> **Exercise description**
Each record below is to be reproduced without any change.

> **Records for this exercise**
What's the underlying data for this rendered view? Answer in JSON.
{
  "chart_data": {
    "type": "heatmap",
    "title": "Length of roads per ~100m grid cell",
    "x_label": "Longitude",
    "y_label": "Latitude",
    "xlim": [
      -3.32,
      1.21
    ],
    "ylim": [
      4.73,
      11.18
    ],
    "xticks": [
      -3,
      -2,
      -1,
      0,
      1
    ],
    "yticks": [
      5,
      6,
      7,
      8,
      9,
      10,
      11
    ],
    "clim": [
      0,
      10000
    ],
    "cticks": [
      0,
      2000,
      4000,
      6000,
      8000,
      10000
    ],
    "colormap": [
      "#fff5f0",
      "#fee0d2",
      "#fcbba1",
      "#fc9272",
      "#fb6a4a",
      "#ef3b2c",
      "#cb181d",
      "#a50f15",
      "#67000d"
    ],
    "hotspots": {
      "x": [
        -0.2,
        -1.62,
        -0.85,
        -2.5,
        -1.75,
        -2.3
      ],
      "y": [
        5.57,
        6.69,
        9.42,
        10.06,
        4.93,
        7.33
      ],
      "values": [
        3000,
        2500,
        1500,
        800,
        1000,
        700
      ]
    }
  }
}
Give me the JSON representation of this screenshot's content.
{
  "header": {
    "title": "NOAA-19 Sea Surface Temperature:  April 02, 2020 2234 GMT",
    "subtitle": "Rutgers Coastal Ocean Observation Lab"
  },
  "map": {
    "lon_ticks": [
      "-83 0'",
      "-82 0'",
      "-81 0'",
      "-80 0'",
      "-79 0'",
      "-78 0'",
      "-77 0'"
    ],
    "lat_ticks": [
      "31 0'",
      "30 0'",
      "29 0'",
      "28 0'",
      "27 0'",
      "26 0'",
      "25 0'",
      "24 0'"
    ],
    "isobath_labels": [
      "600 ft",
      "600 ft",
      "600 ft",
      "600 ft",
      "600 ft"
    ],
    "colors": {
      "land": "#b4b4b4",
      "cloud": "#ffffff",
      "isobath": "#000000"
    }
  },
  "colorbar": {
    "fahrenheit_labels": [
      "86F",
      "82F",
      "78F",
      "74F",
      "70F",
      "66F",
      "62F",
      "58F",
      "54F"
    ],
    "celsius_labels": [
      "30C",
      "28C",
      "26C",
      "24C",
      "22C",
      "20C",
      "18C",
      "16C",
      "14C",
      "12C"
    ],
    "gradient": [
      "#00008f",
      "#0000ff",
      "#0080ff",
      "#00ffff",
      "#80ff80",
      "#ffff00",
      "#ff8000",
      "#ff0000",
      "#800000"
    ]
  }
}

> **Solution below**
What's the underlying data for this rendered view? Answer in JSON.
{
  "chart_data": {
    "type": "heatmap",
    "title": "Length of roads per ~100m grid cell",
    "x_label": "Longitude",
    "y_label": "Latitude",
    "xlim": [
      -3.32,
      1.21
    ],
    "ylim": [
      4.73,
      11.18
    ],
    "xticks": [
      -3,
      -2,
      -1,
      0,
      1
    ],
    "yticks": [
      5,
      6,
      7,
      8,
      9,
      10,
      11
    ],
    "clim": [
      0,
      10000
    ],
    "cticks": [
      0,
      2000,
      4000,
      6000,
      8000,
      10000
    ],
    "colormap": [
      "#fff5f0",
      "#fee0d2",
      "#fcbba1",
      "#fc9272",
      "#fb6a4a",
      "#ef3b2c",
      "#cb181d",
      "#a50f15",
      "#67000d"
    ],
    "hotspots": {
      "x": [
        -0.2,
        -1.62,
        -0.85,
        -2.5,
        -1.75,
        -2.3
      ],
      "y": [
        5.57,
        6.69,
        9.42,
        10.06,
        4.93,
        7.33
      ],
      "values": [
        3000,
        2500,
        1500,
        800,
        1000,
        700
      ]
    }
  }
}
Give me the JSON representation of this screenshot's content.
{
  "header": {
    "title": "NOAA-19 Sea Surface Temperature:  April 02, 2020 2234 GMT",
    "subtitle": "Rutgers Coastal Ocean Observation Lab"
  },
  "map": {
    "lon_ticks": [
      "-83 0'",
      "-82 0'",
      "-81 0'",
      "-80 0'",
      "-79 0'",
      "-78 0'",
      "-77 0'"
    ],
    "lat_ticks": [
      "31 0'",
      "30 0'",
      "29 0'",
      "28 0'",
      "27 0'",
      "26 0'",
      "25 0'",
      "24 0'"
    ],
    "isobath_labels": [
      "600 ft",
      "600 ft",
      "600 ft",
      "600 ft",
      "600 ft"
    ],
    "colors": {
      "land": "#b4b4b4",
      "cloud": "#ffffff",
      "isobath": "#000000"
    }
  },
  "colorbar": {
    "fahrenheit_labels": [
      "86F",
      "82F",
      "78F",
      "74F",
      "70F",
      "66F",
      "62F",
      "58F",
      "54F"
    ],
    "celsius_labels": [
      "30C",
      "28C",
      "26C",
      "24C",
      "22C",
      "20C",
      "18C",
      "16C",
      "14C",
      "12C"
    ],
    "gradient": [
      "#00008f",
      "#0000ff",
      "#0080ff",
      "#00ffff",
      "#80ff80",
      "#ffff00",
      "#ff8000",
      "#ff0000",
      "#800000"
    ]
  }
}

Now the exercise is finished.